Stored entries:
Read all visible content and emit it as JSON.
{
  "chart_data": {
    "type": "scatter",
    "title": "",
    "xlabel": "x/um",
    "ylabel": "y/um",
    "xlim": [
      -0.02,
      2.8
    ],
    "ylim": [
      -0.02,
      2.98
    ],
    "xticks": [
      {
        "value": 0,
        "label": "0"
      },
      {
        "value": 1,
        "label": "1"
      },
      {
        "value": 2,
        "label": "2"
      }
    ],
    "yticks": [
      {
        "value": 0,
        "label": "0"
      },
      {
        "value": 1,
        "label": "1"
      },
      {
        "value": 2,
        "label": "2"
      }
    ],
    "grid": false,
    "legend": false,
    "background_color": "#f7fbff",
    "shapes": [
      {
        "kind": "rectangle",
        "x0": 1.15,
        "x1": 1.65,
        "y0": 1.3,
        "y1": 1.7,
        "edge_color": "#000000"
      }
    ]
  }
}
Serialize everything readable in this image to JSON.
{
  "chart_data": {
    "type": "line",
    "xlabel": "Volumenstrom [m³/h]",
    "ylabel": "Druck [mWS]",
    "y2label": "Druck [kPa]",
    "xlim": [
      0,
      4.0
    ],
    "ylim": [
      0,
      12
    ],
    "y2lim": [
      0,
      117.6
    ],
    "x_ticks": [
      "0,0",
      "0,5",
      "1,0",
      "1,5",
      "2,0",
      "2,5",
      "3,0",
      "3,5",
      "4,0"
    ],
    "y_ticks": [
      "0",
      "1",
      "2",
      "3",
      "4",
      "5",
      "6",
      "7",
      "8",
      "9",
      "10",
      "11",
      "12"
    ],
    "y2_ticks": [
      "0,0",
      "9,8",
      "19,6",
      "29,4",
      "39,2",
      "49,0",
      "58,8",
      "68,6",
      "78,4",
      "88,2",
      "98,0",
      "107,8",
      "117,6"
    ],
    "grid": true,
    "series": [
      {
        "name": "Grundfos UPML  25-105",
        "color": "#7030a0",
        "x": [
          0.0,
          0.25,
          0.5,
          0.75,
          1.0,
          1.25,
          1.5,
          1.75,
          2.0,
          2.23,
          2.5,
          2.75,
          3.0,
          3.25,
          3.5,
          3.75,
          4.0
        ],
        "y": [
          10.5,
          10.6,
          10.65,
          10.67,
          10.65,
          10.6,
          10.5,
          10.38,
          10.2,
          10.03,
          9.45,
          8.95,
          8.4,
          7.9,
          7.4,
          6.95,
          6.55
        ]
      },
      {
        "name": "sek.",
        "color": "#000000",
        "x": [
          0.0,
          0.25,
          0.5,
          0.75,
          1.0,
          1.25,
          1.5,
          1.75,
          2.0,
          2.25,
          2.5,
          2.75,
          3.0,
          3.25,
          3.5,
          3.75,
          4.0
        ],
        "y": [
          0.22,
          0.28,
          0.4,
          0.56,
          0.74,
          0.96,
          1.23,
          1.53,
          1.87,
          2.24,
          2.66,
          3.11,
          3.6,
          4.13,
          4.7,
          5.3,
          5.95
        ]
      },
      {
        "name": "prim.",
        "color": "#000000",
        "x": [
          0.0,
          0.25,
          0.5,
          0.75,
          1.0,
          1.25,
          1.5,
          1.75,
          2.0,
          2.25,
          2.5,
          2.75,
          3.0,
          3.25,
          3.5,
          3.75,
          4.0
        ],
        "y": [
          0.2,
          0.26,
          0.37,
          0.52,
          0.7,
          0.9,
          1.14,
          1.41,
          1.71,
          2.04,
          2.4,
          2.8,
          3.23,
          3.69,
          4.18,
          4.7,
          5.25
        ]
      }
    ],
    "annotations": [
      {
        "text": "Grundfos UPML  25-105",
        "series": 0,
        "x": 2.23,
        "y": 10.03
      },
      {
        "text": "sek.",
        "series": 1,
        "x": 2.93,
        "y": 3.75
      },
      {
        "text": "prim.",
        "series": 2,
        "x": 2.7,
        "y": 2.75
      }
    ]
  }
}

---

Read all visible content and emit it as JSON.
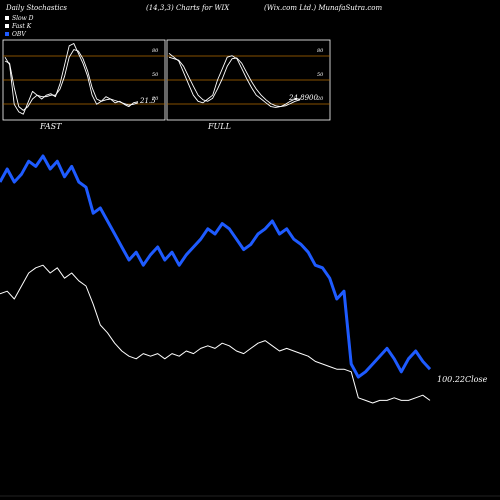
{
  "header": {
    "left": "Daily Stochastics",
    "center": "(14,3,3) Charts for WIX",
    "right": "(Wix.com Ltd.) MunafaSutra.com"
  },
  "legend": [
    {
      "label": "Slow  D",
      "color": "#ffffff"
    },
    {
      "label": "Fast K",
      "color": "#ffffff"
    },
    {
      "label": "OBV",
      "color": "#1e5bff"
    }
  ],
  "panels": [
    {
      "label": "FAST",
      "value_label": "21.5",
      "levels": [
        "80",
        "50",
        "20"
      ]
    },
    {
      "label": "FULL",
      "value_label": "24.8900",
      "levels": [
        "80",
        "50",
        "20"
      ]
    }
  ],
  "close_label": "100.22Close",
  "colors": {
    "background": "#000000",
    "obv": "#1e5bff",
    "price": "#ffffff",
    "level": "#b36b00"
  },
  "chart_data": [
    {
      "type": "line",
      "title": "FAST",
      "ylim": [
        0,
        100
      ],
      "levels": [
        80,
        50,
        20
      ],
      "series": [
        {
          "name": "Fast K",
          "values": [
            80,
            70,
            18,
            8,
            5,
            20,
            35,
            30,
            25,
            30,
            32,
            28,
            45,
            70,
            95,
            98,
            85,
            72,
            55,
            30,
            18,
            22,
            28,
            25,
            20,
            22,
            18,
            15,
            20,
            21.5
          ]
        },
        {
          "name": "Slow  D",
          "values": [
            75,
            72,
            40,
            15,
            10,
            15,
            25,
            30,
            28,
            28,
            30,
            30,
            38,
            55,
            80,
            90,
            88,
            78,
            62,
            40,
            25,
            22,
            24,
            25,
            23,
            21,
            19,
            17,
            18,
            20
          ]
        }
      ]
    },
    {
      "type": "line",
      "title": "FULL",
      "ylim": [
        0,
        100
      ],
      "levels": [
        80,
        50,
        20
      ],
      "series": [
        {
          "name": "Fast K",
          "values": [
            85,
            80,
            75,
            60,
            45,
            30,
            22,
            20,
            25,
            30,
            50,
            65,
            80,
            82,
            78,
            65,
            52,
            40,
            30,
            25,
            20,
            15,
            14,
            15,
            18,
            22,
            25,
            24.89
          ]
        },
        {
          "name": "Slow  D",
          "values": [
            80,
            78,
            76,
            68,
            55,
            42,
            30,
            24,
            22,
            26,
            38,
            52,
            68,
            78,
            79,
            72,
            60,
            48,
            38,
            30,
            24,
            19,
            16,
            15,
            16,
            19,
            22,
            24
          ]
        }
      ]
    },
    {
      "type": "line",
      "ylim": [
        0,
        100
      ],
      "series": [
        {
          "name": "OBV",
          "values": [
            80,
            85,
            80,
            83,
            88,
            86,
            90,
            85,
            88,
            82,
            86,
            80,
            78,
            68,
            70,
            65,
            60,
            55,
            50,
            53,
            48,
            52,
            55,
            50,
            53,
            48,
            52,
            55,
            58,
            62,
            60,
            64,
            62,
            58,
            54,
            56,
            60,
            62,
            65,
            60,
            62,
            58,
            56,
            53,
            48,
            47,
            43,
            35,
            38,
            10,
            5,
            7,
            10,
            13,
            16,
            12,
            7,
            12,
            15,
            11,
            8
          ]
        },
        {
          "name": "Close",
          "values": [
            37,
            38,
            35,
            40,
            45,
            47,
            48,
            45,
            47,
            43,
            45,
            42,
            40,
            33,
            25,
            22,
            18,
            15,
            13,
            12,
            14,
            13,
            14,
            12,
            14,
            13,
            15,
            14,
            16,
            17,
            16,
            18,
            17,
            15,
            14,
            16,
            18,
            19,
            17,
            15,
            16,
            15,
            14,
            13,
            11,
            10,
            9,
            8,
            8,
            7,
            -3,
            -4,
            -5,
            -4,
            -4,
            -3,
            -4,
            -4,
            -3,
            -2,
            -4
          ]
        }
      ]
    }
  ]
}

**The problem**.
Check each line above for the string "text" and show the ones that have it.

**Finished exercise**.
        "text": "Grundfos UPML  25-105",
        "text": "sek.",
        "text": "prim.",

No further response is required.